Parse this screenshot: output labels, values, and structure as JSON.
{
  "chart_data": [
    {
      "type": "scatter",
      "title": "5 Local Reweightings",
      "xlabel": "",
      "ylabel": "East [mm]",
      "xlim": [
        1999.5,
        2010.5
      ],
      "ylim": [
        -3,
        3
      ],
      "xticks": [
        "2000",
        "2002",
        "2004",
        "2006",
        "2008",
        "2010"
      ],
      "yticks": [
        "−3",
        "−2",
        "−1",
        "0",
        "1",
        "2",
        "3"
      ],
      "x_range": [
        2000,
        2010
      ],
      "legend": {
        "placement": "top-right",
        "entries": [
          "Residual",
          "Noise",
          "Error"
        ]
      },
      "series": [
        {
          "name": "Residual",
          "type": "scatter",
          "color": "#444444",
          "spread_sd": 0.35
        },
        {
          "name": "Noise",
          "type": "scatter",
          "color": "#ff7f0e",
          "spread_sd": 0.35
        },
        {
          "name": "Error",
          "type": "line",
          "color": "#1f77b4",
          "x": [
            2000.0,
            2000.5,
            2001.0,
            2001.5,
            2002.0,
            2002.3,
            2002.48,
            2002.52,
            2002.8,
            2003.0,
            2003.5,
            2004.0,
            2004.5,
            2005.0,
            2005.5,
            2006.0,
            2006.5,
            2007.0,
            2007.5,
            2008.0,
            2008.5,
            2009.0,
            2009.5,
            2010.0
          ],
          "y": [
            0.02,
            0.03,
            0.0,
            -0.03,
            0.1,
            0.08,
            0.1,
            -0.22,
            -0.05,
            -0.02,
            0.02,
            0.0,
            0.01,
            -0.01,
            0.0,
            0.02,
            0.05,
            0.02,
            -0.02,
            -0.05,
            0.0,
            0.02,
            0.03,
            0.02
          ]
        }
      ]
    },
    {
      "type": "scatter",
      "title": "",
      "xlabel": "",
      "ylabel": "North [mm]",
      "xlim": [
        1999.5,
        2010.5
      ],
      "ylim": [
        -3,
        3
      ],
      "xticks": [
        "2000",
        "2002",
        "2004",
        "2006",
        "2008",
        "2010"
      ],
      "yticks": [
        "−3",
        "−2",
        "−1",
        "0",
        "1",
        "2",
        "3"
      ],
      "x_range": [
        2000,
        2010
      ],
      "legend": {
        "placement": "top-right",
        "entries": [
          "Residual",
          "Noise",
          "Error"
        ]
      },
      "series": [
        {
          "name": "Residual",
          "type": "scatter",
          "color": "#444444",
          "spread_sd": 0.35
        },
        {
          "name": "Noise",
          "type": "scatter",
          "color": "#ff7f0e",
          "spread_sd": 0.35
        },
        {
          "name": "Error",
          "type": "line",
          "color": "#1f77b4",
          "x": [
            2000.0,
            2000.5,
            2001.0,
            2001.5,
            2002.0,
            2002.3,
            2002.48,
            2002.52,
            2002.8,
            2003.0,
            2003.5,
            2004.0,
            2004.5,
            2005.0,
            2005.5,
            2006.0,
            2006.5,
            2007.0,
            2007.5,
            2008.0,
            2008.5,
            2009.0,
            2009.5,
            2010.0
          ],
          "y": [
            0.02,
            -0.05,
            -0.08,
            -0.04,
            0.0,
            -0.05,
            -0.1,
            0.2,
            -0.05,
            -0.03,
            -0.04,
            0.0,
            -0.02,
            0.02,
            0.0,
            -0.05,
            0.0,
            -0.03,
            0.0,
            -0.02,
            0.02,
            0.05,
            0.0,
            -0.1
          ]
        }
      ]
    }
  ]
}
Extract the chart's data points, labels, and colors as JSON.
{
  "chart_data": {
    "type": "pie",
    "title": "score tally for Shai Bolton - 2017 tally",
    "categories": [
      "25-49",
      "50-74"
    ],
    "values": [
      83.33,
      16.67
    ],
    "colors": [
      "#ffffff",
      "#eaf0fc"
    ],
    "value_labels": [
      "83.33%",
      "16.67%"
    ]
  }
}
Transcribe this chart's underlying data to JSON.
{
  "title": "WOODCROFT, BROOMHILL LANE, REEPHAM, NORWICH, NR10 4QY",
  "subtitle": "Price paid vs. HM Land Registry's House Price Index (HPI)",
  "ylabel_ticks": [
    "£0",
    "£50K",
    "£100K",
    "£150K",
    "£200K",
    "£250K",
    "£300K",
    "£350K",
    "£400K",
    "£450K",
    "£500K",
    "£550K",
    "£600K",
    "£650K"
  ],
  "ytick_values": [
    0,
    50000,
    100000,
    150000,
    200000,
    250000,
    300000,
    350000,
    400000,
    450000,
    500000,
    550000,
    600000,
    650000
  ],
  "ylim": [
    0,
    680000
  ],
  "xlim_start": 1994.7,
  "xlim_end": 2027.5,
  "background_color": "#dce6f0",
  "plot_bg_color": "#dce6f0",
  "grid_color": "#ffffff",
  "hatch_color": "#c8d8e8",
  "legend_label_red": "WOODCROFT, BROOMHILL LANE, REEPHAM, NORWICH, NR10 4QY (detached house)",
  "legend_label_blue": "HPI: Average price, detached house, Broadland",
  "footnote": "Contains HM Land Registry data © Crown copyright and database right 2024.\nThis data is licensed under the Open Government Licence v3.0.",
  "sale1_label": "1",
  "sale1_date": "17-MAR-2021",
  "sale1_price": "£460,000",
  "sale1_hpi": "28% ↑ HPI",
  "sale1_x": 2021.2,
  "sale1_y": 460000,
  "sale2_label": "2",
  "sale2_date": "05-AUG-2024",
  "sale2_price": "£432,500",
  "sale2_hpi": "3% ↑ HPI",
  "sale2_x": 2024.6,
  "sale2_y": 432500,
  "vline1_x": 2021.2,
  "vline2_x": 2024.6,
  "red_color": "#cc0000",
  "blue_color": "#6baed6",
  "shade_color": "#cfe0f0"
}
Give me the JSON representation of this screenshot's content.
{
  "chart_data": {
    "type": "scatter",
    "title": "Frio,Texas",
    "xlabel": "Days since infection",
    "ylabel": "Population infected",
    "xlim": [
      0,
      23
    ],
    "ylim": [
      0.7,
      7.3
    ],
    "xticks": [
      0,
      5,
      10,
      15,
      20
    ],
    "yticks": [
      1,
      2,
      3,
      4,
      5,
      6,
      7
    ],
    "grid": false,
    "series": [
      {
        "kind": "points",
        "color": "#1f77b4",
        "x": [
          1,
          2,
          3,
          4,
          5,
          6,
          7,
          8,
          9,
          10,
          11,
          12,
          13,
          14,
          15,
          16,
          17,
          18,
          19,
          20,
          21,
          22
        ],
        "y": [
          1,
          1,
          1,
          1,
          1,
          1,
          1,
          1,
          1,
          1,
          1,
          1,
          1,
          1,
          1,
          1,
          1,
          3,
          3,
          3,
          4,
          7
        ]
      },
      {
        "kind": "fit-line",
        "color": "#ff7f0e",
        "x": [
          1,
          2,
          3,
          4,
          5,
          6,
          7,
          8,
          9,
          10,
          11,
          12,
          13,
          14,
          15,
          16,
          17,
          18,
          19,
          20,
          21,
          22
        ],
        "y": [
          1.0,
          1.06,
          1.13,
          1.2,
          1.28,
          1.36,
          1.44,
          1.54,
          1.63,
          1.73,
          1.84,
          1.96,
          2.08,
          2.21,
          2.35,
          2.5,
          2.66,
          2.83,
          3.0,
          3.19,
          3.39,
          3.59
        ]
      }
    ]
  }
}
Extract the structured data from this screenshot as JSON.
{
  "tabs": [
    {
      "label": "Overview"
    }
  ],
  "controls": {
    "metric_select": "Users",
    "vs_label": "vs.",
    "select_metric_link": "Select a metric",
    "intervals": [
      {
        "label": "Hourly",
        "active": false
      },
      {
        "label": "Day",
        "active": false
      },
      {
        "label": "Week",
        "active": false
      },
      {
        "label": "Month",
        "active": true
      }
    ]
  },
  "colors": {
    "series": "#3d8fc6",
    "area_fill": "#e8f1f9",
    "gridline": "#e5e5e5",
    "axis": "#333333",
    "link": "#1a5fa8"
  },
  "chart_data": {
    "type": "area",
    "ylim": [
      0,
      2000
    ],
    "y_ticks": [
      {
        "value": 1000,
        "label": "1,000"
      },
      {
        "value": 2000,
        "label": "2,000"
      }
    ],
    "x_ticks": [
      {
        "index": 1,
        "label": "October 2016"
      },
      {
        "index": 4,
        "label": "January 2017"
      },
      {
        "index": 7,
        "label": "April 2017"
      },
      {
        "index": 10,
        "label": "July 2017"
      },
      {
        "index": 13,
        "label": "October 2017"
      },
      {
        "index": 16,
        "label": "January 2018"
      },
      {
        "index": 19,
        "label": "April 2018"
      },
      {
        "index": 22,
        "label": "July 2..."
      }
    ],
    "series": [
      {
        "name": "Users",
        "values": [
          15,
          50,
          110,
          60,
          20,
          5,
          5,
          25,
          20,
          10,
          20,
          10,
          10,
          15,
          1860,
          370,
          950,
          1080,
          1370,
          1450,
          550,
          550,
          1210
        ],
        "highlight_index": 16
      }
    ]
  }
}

__GOAL OF THE EXERCISE__. Write out each line of the data that holds the string "Extract".

__OUTPUT OF THE EXERCISE__.
Extract the chart's data points, labels, and colors as JSON.
Extract the structured data from this screenshot as JSON.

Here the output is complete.